Excerpt from a dataset
↓

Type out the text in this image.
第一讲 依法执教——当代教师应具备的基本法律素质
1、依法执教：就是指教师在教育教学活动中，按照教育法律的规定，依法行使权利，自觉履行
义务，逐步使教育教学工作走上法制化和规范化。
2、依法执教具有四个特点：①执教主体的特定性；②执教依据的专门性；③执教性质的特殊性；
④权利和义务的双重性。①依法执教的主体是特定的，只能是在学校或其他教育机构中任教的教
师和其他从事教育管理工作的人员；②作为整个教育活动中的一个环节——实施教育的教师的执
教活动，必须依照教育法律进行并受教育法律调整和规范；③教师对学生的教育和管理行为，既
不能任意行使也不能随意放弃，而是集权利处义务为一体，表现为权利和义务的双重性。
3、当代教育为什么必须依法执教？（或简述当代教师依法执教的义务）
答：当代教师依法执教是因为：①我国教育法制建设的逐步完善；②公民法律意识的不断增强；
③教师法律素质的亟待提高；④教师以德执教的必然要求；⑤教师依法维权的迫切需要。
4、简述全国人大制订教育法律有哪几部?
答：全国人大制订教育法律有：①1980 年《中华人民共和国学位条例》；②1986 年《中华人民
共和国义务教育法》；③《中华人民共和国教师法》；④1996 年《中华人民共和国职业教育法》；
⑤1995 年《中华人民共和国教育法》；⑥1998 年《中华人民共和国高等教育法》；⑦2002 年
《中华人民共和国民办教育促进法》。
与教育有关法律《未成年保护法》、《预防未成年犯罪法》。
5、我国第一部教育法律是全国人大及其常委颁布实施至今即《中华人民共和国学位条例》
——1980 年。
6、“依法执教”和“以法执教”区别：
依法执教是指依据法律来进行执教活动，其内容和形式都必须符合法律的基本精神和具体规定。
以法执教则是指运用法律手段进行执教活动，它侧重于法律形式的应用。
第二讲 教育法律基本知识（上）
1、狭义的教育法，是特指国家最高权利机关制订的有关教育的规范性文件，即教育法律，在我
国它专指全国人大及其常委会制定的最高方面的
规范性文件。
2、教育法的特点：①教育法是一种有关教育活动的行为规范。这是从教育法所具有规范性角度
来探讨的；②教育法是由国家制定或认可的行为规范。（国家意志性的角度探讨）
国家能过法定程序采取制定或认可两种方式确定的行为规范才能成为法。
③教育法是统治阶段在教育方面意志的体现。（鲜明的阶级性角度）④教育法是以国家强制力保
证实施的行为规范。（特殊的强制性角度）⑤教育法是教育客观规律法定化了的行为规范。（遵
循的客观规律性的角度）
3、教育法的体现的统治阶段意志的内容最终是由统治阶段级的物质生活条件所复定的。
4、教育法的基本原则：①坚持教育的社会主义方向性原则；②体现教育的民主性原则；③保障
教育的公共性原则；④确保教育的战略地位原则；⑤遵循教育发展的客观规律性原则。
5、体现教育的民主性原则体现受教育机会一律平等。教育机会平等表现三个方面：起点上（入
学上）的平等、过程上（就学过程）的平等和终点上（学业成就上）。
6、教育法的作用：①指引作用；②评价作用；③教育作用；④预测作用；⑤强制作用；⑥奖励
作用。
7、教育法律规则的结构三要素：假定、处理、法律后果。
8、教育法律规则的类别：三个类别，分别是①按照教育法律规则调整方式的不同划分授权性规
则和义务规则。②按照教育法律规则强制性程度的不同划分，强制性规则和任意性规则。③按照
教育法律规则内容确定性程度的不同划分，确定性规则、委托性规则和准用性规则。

↑

Every line above should be printed again exactly as it stands.

> _Response to this task_
Type out the text in this image.
第一讲 依法执教——当代教师应具备的基本法律素质
1、依法执教：就是指教师在教育教学活动中，按照教育法律的规定，依法行使权利，自觉履行
义务，逐步使教育教学工作走上法制化和规范化。
2、依法执教具有四个特点：①执教主体的特定性；②执教依据的专门性；③执教性质的特殊性；
④权利和义务的双重性。①依法执教的主体是特定的，只能是在学校或其他教育机构中任教的教
师和其他从事教育管理工作的人员；②作为整个教育活动中的一个环节——实施教育的教师的执
教活动，必须依照教育法律进行并受教育法律调整和规范；③教师对学生的教育和管理行为，既
不能任意行使也不能随意放弃，而是集权利处义务为一体，表现为权利和义务的双重性。
3、当代教育为什么必须依法执教？（或简述当代教师依法执教的义务）
答：当代教师依法执教是因为：①我国教育法制建设的逐步完善；②公民法律意识的不断增强；
③教师法律素质的亟待提高；④教师以德执教的必然要求；⑤教师依法维权的迫切需要。
4、简述全国人大制订教育法律有哪几部?
答：全国人大制订教育法律有：①1980 年《中华人民共和国学位条例》；②1986 年《中华人民
共和国义务教育法》；③《中华人民共和国教师法》；④1996 年《中华人民共和国职业教育法》；
⑤1995 年《中华人民共和国教育法》；⑥1998 年《中华人民共和国高等教育法》；⑦2002 年
《中华人民共和国民办教育促进法》。
与教育有关法律《未成年保护法》、《预防未成年犯罪法》。
5、我国第一部教育法律是全国人大及其常委颁布实施至今即《中华人民共和国学位条例》
——1980 年。
6、“依法执教”和“以法执教”区别：
依法执教是指依据法律来进行执教活动，其内容和形式都必须符合法律的基本精神和具体规定。
以法执教则是指运用法律手段进行执教活动，它侧重于法律形式的应用。
第二讲 教育法律基本知识（上）
1、狭义的教育法，是特指国家最高权利机关制订的有关教育的规范性文件，即教育法律，在我
国它专指全国人大及其常委会制定的最高方面的
规范性文件。
2、教育法的特点：①教育法是一种有关教育活动的行为规范。这是从教育法所具有规范性角度
来探讨的；②教育法是由国家制定或认可的行为规范。（国家意志性的角度探讨）
国家能过法定程序采取制定或认可两种方式确定的行为规范才能成为法。
③教育法是统治阶段在教育方面意志的体现。（鲜明的阶级性角度）④教育法是以国家强制力保
证实施的行为规范。（特殊的强制性角度）⑤教育法是教育客观规律法定化了的行为规范。（遵
循的客观规律性的角度）
3、教育法的体现的统治阶段意志的内容最终是由统治阶段级的物质生活条件所复定的。
4、教育法的基本原则：①坚持教育的社会主义方向性原则；②体现教育的民主性原则；③保障
教育的公共性原则；④确保教育的战略地位原则；⑤遵循教育发展的客观规律性原则。
5、体现教育的民主性原则体现受教育机会一律平等。教育机会平等表现三个方面：起点上（入
学上）的平等、过程上（就学过程）的平等和终点上（学业成就上）。
6、教育法的作用：①指引作用；②评价作用；③教育作用；④预测作用；⑤强制作用；⑥奖励
作用。
7、教育法律规则的结构三要素：假定、处理、法律后果。
8、教育法律规则的类别：三个类别，分别是①按照教育法律规则调整方式的不同划分授权性规
则和义务规则。②按照教育法律规则强制性程度的不同划分，强制性规则和任意性规则。③按照
教育法律规则内容确定性程度的不同划分，确定性规则、委托性规则和准用性规则。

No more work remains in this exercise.